** START Records **

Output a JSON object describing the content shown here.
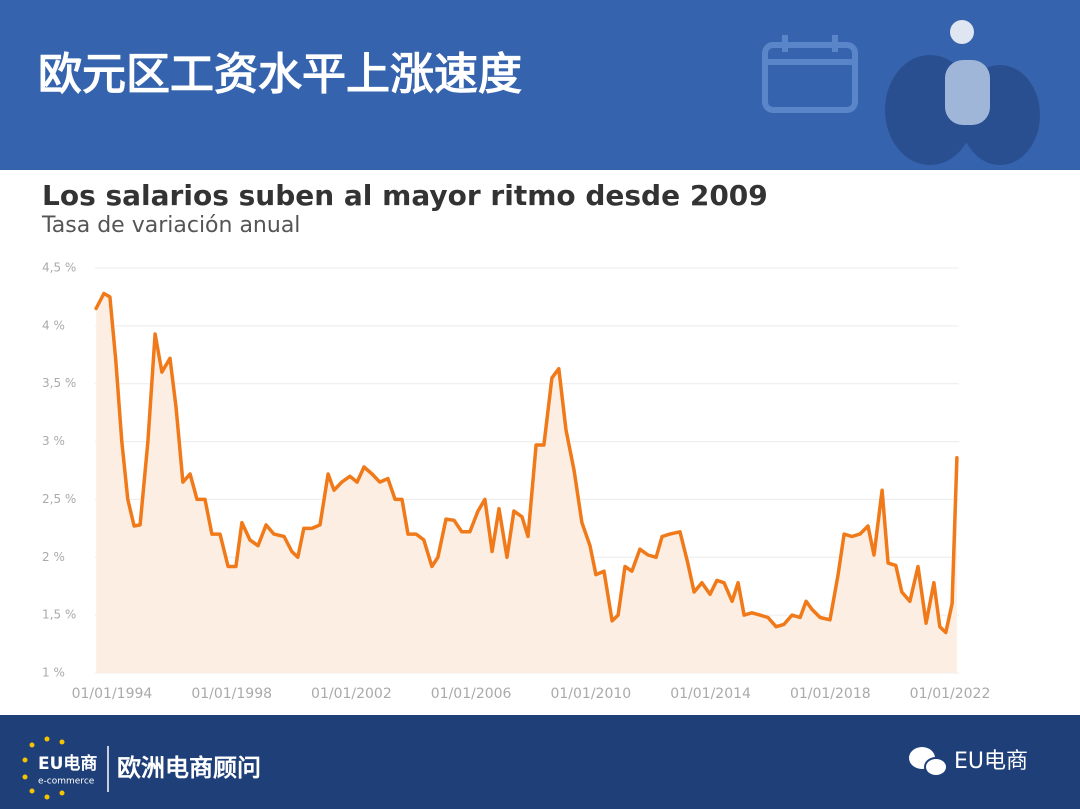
{
  "header": {
    "title": "欧元区工资水平上涨速度"
  },
  "footer": {
    "logo": "EU电商",
    "logo_sub": "e-commerce",
    "brand": "欧洲电商顾问",
    "account": "EU电商"
  },
  "chart_data": {
    "type": "line",
    "title": "Los salarios suben al mayor ritmo desde 2009",
    "subtitle": "Tasa de variación anual",
    "color": "#f07a1a",
    "fill_color": "#fdeee3",
    "grid": true,
    "xlim": [
      1993.4,
      2022.3
    ],
    "xticks": [
      {
        "value": 1994,
        "label": "01/01/1994"
      },
      {
        "value": 1998,
        "label": "01/01/1998"
      },
      {
        "value": 2002,
        "label": "01/01/2002"
      },
      {
        "value": 2006,
        "label": "01/01/2006"
      },
      {
        "value": 2010,
        "label": "01/01/2010"
      },
      {
        "value": 2014,
        "label": "01/01/2014"
      },
      {
        "value": 2018,
        "label": "01/01/2018"
      },
      {
        "value": 2022,
        "label": "01/01/2022"
      }
    ],
    "ylim": [
      1,
      4.5
    ],
    "yticks": [
      {
        "value": 1,
        "label": "1 %"
      },
      {
        "value": 1.5,
        "label": "1,5 %"
      },
      {
        "value": 2,
        "label": "2 %"
      },
      {
        "value": 2.5,
        "label": "2,5 %"
      },
      {
        "value": 3,
        "label": "3 %"
      },
      {
        "value": 3.5,
        "label": "3,5 %"
      },
      {
        "value": 4,
        "label": "4 %"
      },
      {
        "value": 4.5,
        "label": "4,5 %"
      }
    ],
    "x": [
      1993.47,
      1993.73,
      1993.93,
      1994.13,
      1994.33,
      1994.53,
      1994.74,
      1994.94,
      1995.2,
      1995.44,
      1995.67,
      1995.94,
      1996.14,
      1996.37,
      1996.61,
      1996.84,
      1997.11,
      1997.34,
      1997.61,
      1997.88,
      1998.14,
      1998.34,
      1998.61,
      1998.88,
      1999.15,
      1999.41,
      1999.75,
      2000.01,
      2000.21,
      2000.41,
      2000.68,
      2000.95,
      2001.22,
      2001.42,
      2001.68,
      2001.95,
      2002.19,
      2002.42,
      2002.69,
      2002.95,
      2003.22,
      2003.46,
      2003.69,
      2003.89,
      2004.16,
      2004.42,
      2004.69,
      2004.89,
      2005.16,
      2005.43,
      2005.69,
      2005.96,
      2006.23,
      2006.46,
      2006.7,
      2006.93,
      2007.2,
      2007.43,
      2007.7,
      2007.9,
      2008.17,
      2008.43,
      2008.7,
      2008.93,
      2009.17,
      2009.44,
      2009.7,
      2009.97,
      2010.17,
      2010.44,
      2010.71,
      2010.91,
      2011.14,
      2011.37,
      2011.64,
      2011.91,
      2012.18,
      2012.38,
      2012.64,
      2012.98,
      2013.24,
      2013.45,
      2013.71,
      2013.98,
      2014.21,
      2014.45,
      2014.72,
      2014.92,
      2015.12,
      2015.38,
      2015.65,
      2015.92,
      2016.19,
      2016.45,
      2016.72,
      2016.99,
      2017.19,
      2017.39,
      2017.66,
      2017.99,
      2018.26,
      2018.46,
      2018.72,
      2018.99,
      2019.26,
      2019.46,
      2019.73,
      2019.93,
      2020.19,
      2020.39,
      2020.66,
      2020.93,
      2021.2,
      2021.46,
      2021.66,
      2021.86,
      2022.07,
      2022.23
    ],
    "values": [
      4.15,
      4.28,
      4.25,
      3.7,
      3.0,
      2.5,
      2.27,
      2.28,
      3.0,
      3.93,
      3.6,
      3.72,
      3.3,
      2.65,
      2.72,
      2.5,
      2.5,
      2.2,
      2.2,
      1.92,
      1.92,
      2.3,
      2.15,
      2.1,
      2.28,
      2.2,
      2.18,
      2.05,
      2.0,
      2.25,
      2.25,
      2.28,
      2.72,
      2.58,
      2.65,
      2.7,
      2.65,
      2.78,
      2.72,
      2.65,
      2.68,
      2.5,
      2.5,
      2.2,
      2.2,
      2.15,
      1.92,
      2.0,
      2.33,
      2.32,
      2.22,
      2.22,
      2.4,
      2.5,
      2.05,
      2.42,
      2.0,
      2.4,
      2.35,
      2.18,
      2.97,
      2.97,
      3.55,
      3.63,
      3.1,
      2.75,
      2.3,
      2.1,
      1.85,
      1.88,
      1.45,
      1.5,
      1.92,
      1.88,
      2.07,
      2.02,
      2.0,
      2.18,
      2.2,
      2.22,
      1.95,
      1.7,
      1.78,
      1.68,
      1.8,
      1.78,
      1.62,
      1.78,
      1.5,
      1.52,
      1.5,
      1.48,
      1.4,
      1.42,
      1.5,
      1.48,
      1.62,
      1.55,
      1.48,
      1.46,
      1.85,
      2.2,
      2.18,
      2.2,
      2.27,
      2.02,
      2.58,
      1.95,
      1.93,
      1.7,
      1.62,
      1.92,
      1.43,
      1.78,
      1.4,
      1.35,
      1.6,
      2.86
    ]
  }
}
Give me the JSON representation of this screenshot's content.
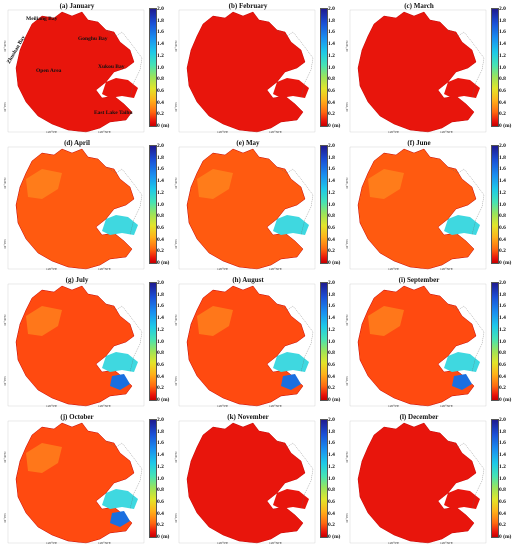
{
  "panels": [
    {
      "title": "(a) January",
      "scheme": "red"
    },
    {
      "title": "(b) February",
      "scheme": "red"
    },
    {
      "title": "(c) March",
      "scheme": "red"
    },
    {
      "title": "(d) April",
      "scheme": "orange"
    },
    {
      "title": "(e) May",
      "scheme": "orange"
    },
    {
      "title": "(f) June",
      "scheme": "orange"
    },
    {
      "title": "(g) July",
      "scheme": "mixed"
    },
    {
      "title": "(h) August",
      "scheme": "mixed"
    },
    {
      "title": "(i) September",
      "scheme": "mixed"
    },
    {
      "title": "(j) October",
      "scheme": "mixed"
    },
    {
      "title": "(k) November",
      "scheme": "red"
    },
    {
      "title": "(l) December",
      "scheme": "red"
    }
  ],
  "colorbar": {
    "ticks": [
      "2.0",
      "1.8",
      "1.6",
      "1.4",
      "1.2",
      "1.0",
      "0.8",
      "0.6",
      "0.4",
      "0.2",
      "0 (m)"
    ]
  },
  "region_labels": {
    "meiliang_bay": "Meiliang Bay",
    "zhushan_bay": "Zhushan Bay",
    "gonghu_bay": "Gonghu Bay",
    "open_area": "Open Area",
    "xukou_bay": "Xukou Bay",
    "east_lake_taihu": "East Lake Taihu"
  },
  "axis_labels": {
    "lon1": "120°0'E",
    "lon2": "120°30'E",
    "lat1": "31°30'N",
    "lat2": "31°0'N"
  },
  "colors": {
    "lake_red": "#e8150c",
    "lake_orange": "#ff5a10",
    "shallow_cyan": "#3fd8e0",
    "shallow_blue": "#1a6fe0",
    "shore_line": "#666666"
  }
}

** END Records **

Given exercise: Copy the lines starting at the line that contains "Give me the" and running to the final line of the entries, inclusive; omit all pictures.

Exercise output:
Give me the JSON representation of this screenshot's content.
{
  "panels": [
    {
      "title": "(a) January",
      "scheme": "red"
    },
    {
      "title": "(b) February",
      "scheme": "red"
    },
    {
      "title": "(c) March",
      "scheme": "red"
    },
    {
      "title": "(d) April",
      "scheme": "orange"
    },
    {
      "title": "(e) May",
      "scheme": "orange"
    },
    {
      "title": "(f) June",
      "scheme": "orange"
    },
    {
      "title": "(g) July",
      "scheme": "mixed"
    },
    {
      "title": "(h) August",
      "scheme": "mixed"
    },
    {
      "title": "(i) September",
      "scheme": "mixed"
    },
    {
      "title": "(j) October",
      "scheme": "mixed"
    },
    {
      "title": "(k) November",
      "scheme": "red"
    },
    {
      "title": "(l) December",
      "scheme": "red"
    }
  ],
  "colorbar": {
    "ticks": [
      "2.0",
      "1.8",
      "1.6",
      "1.4",
      "1.2",
      "1.0",
      "0.8",
      "0.6",
      "0.4",
      "0.2",
      "0 (m)"
    ]
  },
  "region_labels": {
    "meiliang_bay": "Meiliang Bay",
    "zhushan_bay": "Zhushan Bay",
    "gonghu_bay": "Gonghu Bay",
    "open_area": "Open Area",
    "xukou_bay": "Xukou Bay",
    "east_lake_taihu": "East Lake Taihu"
  },
  "axis_labels": {
    "lon1": "120°0'E",
    "lon2": "120°30'E",
    "lat1": "31°30'N",
    "lat2": "31°0'N"
  },
  "colors": {
    "lake_red": "#e8150c",
    "lake_orange": "#ff5a10",
    "shallow_cyan": "#3fd8e0",
    "shallow_blue": "#1a6fe0",
    "shore_line": "#666666"
  }
}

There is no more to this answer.